WHAT THE TASK ASKS
Could every line of the data be printed exactly as it reads?

(Collected data entries)
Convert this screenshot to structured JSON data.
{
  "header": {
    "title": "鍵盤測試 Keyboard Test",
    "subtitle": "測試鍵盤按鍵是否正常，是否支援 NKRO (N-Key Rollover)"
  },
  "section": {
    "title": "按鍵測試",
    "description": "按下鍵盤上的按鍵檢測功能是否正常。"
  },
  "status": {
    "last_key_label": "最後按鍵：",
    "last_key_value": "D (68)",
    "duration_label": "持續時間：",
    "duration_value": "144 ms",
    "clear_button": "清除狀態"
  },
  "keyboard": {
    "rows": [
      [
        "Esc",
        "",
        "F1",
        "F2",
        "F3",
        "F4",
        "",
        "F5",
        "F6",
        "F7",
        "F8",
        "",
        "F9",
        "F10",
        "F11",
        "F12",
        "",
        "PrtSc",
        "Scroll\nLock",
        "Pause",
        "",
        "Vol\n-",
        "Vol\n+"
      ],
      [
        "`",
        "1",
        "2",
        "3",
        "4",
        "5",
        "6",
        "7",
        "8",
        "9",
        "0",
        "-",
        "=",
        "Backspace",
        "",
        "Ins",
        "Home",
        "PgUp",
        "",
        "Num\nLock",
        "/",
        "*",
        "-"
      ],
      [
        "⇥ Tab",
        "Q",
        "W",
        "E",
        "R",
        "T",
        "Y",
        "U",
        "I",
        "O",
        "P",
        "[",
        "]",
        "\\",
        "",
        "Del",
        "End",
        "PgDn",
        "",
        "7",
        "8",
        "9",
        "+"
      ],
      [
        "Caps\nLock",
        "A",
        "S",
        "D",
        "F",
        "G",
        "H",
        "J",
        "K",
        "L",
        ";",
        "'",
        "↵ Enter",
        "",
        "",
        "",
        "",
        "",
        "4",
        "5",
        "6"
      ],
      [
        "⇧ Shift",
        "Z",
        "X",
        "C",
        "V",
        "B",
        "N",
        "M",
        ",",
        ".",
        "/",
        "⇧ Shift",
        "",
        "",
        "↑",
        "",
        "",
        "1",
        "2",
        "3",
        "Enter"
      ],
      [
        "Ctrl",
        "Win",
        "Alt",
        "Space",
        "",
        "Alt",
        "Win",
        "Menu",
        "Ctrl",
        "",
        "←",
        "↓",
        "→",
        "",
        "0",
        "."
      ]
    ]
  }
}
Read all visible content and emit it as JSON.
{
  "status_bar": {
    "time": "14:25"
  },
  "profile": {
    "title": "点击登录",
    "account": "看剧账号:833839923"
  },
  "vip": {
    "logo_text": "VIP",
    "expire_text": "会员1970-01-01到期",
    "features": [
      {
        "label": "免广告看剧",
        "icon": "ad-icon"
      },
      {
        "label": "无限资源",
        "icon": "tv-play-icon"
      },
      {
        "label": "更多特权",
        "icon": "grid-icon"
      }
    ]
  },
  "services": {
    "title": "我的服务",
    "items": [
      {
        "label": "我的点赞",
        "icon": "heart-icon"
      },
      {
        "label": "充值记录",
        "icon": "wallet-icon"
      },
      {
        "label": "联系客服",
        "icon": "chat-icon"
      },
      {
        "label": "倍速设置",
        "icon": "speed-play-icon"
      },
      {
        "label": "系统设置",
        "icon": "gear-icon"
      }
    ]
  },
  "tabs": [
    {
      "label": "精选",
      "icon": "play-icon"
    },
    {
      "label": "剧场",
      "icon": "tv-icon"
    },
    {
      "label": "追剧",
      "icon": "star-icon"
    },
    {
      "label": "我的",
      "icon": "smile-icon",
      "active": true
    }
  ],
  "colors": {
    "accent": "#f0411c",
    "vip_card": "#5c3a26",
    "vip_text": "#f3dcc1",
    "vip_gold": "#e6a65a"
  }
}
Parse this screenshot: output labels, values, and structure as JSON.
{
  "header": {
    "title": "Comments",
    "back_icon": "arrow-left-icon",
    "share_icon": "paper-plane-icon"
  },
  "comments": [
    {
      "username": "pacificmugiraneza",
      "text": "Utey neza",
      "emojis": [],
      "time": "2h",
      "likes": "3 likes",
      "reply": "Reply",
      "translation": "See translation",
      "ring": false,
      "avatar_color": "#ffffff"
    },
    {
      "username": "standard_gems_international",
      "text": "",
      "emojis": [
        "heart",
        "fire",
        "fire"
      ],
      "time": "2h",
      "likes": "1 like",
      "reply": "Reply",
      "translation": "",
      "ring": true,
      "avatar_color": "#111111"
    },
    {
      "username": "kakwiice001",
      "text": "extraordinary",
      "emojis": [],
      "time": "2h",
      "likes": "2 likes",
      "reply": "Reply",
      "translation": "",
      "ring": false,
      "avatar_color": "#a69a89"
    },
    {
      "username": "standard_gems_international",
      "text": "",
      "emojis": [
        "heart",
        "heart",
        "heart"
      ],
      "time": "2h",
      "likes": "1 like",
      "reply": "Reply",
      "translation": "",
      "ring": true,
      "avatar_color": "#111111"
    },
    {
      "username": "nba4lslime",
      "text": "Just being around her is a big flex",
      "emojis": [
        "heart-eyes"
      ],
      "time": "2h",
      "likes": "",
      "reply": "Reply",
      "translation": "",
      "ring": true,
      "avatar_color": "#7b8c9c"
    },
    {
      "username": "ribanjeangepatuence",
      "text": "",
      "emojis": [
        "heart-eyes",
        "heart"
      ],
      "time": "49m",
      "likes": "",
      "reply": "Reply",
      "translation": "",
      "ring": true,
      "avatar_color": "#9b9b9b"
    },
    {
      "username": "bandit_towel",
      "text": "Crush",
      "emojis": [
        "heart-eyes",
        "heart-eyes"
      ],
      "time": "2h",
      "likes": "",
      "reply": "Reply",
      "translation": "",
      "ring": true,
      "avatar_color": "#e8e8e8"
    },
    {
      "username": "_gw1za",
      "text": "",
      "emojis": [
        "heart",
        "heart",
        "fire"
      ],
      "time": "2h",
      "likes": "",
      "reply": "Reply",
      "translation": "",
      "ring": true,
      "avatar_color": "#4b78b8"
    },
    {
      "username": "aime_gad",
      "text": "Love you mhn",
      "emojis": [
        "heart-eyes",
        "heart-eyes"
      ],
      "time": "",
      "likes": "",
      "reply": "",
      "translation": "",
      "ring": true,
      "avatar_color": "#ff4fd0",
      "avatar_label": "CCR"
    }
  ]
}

WRITTEN REPLY
Convert this screenshot to structured JSON data.
{
  "header": {
    "title": "鍵盤測試 Keyboard Test",
    "subtitle": "測試鍵盤按鍵是否正常，是否支援 NKRO (N-Key Rollover)"
  },
  "section": {
    "title": "按鍵測試",
    "description": "按下鍵盤上的按鍵檢測功能是否正常。"
  },
  "status": {
    "last_key_label": "最後按鍵：",
    "last_key_value": "D (68)",
    "duration_label": "持續時間：",
    "duration_value": "144 ms",
    "clear_button": "清除狀態"
  },
  "keyboard": {
    "rows": [
      [
        "Esc",
        "",
        "F1",
        "F2",
        "F3",
        "F4",
        "",
        "F5",
        "F6",
        "F7",
        "F8",
        "",
        "F9",
        "F10",
        "F11",
        "F12",
        "",
        "PrtSc",
        "Scroll\nLock",
        "Pause",
        "",
        "Vol\n-",
        "Vol\n+"
      ],
      [
        "`",
        "1",
        "2",
        "3",
        "4",
        "5",
        "6",
        "7",
        "8",
        "9",
        "0",
        "-",
        "=",
        "Backspace",
        "",
        "Ins",
        "Home",
        "PgUp",
        "",
        "Num\nLock",
        "/",
        "*",
        "-"
      ],
      [
        "⇥ Tab",
        "Q",
        "W",
        "E",
        "R",
        "T",
        "Y",
        "U",
        "I",
        "O",
        "P",
        "[",
        "]",
        "\\",
        "",
        "Del",
        "End",
        "PgDn",
        "",
        "7",
        "8",
        "9",
        "+"
      ],
      [
        "Caps\nLock",
        "A",
        "S",
        "D",
        "F",
        "G",
        "H",
        "J",
        "K",
        "L",
        ";",
        "'",
        "↵ Enter",
        "",
        "",
        "",
        "",
        "",
        "4",
        "5",
        "6"
      ],
      [
        "⇧ Shift",
        "Z",
        "X",
        "C",
        "V",
        "B",
        "N",
        "M",
        ",",
        ".",
        "/",
        "⇧ Shift",
        "",
        "",
        "↑",
        "",
        "",
        "1",
        "2",
        "3",
        "Enter"
      ],
      [
        "Ctrl",
        "Win",
        "Alt",
        "Space",
        "",
        "Alt",
        "Win",
        "Menu",
        "Ctrl",
        "",
        "←",
        "↓",
        "→",
        "",
        "0",
        "."
      ]
    ]
  }
}
Read all visible content and emit it as JSON.
{
  "status_bar": {
    "time": "14:25"
  },
  "profile": {
    "title": "点击登录",
    "account": "看剧账号:833839923"
  },
  "vip": {
    "logo_text": "VIP",
    "expire_text": "会员1970-01-01到期",
    "features": [
      {
        "label": "免广告看剧",
        "icon": "ad-icon"
      },
      {
        "label": "无限资源",
        "icon": "tv-play-icon"
      },
      {
        "label": "更多特权",
        "icon": "grid-icon"
      }
    ]
  },
  "services": {
    "title": "我的服务",
    "items": [
      {
        "label": "我的点赞",
        "icon": "heart-icon"
      },
      {
        "label": "充值记录",
        "icon": "wallet-icon"
      },
      {
        "label": "联系客服",
        "icon": "chat-icon"
      },
      {
        "label": "倍速设置",
        "icon": "speed-play-icon"
      },
      {
        "label": "系统设置",
        "icon": "gear-icon"
      }
    ]
  },
  "tabs": [
    {
      "label": "精选",
      "icon": "play-icon"
    },
    {
      "label": "剧场",
      "icon": "tv-icon"
    },
    {
      "label": "追剧",
      "icon": "star-icon"
    },
    {
      "label": "我的",
      "icon": "smile-icon",
      "active": true
    }
  ],
  "colors": {
    "accent": "#f0411c",
    "vip_card": "#5c3a26",
    "vip_text": "#f3dcc1",
    "vip_gold": "#e6a65a"
  }
}
Parse this screenshot: output labels, values, and structure as JSON.
{
  "header": {
    "title": "Comments",
    "back_icon": "arrow-left-icon",
    "share_icon": "paper-plane-icon"
  },
  "comments": [
    {
      "username": "pacificmugiraneza",
      "text": "Utey neza",
      "emojis": [],
      "time": "2h",
      "likes": "3 likes",
      "reply": "Reply",
      "translation": "See translation",
      "ring": false,
      "avatar_color": "#ffffff"
    },
    {
      "username": "standard_gems_international",
      "text": "",
      "emojis": [
        "heart",
        "fire",
        "fire"
      ],
      "time": "2h",
      "likes": "1 like",
      "reply": "Reply",
      "translation": "",
      "ring": true,
      "avatar_color": "#111111"
    },
    {
      "username": "kakwiice001",
      "text": "extraordinary",
      "emojis": [],
      "time": "2h",
      "likes": "2 likes",
      "reply": "Reply",
      "translation": "",
      "ring": false,
      "avatar_color": "#a69a89"
    },
    {
      "username": "standard_gems_international",
      "text": "",
      "emojis": [
        "heart",
        "heart",
        "heart"
      ],
      "time": "2h",
      "likes": "1 like",
      "reply": "Reply",
      "translation": "",
      "ring": true,
      "avatar_color": "#111111"
    },
    {
      "username": "nba4lslime",
      "text": "Just being around her is a big flex",
      "emojis": [
        "heart-eyes"
      ],
      "time": "2h",
      "likes": "",
      "reply": "Reply",
      "translation": "",
      "ring": true,
      "avatar_color": "#7b8c9c"
    },
    {
      "username": "ribanjeangepatuence",
      "text": "",
      "emojis": [
        "heart-eyes",
        "heart"
      ],
      "time": "49m",
      "likes": "",
      "reply": "Reply",
      "translation": "",
      "ring": true,
      "avatar_color": "#9b9b9b"
    },
    {
      "username": "bandit_towel",
      "text": "Crush",
      "emojis": [
        "heart-eyes",
        "heart-eyes"
      ],
      "time": "2h",
      "likes": "",
      "reply": "Reply",
      "translation": "",
      "ring": true,
      "avatar_color": "#e8e8e8"
    },
    {
      "username": "_gw1za",
      "text": "",
      "emojis": [
        "heart",
        "heart",
        "fire"
      ],
      "time": "2h",
      "likes": "",
      "reply": "Reply",
      "translation": "",
      "ring": true,
      "avatar_color": "#4b78b8"
    },
    {
      "username": "aime_gad",
      "text": "Love you mhn",
      "emojis": [
        "heart-eyes",
        "heart-eyes"
      ],
      "time": "",
      "likes": "",
      "reply": "",
      "translation": "",
      "ring": true,
      "avatar_color": "#ff4fd0",
      "avatar_label": "CCR"
    }
  ]
}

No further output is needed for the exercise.